:: GIVEN INSTRUCTION ::
The entries below should be quoted exactly, with no pictures carried over.

——

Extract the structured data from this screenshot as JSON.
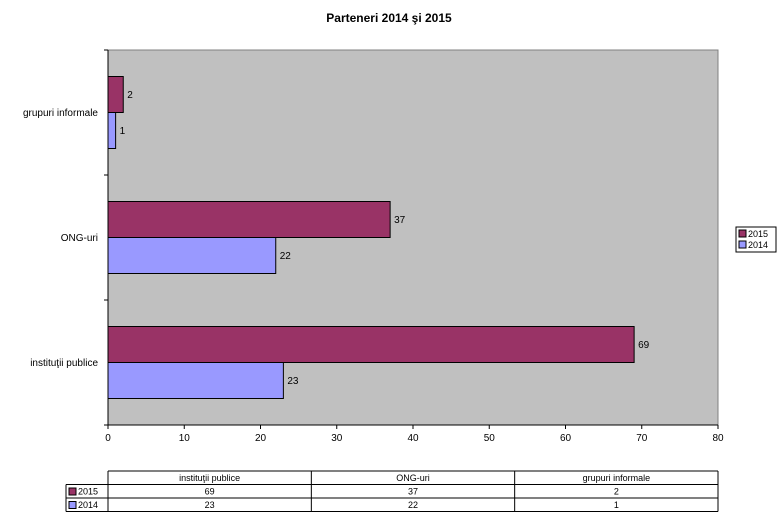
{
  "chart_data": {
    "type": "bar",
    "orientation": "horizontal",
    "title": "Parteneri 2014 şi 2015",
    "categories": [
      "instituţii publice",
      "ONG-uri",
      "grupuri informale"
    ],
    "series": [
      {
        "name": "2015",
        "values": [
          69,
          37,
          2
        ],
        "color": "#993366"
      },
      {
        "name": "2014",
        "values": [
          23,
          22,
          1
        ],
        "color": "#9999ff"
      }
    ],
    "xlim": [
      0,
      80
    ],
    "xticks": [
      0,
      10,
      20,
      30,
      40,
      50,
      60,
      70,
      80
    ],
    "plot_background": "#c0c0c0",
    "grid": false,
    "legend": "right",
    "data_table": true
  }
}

——

:: REPLY TO THE TASK ::
Extract the structured data from this screenshot as JSON.
{
  "chart_data": {
    "type": "bar",
    "orientation": "horizontal",
    "title": "Parteneri 2014 şi 2015",
    "categories": [
      "instituţii publice",
      "ONG-uri",
      "grupuri informale"
    ],
    "series": [
      {
        "name": "2015",
        "values": [
          69,
          37,
          2
        ],
        "color": "#993366"
      },
      {
        "name": "2014",
        "values": [
          23,
          22,
          1
        ],
        "color": "#9999ff"
      }
    ],
    "xlim": [
      0,
      80
    ],
    "xticks": [
      0,
      10,
      20,
      30,
      40,
      50,
      60,
      70,
      80
    ],
    "plot_background": "#c0c0c0",
    "grid": false,
    "legend": "right",
    "data_table": true
  }
}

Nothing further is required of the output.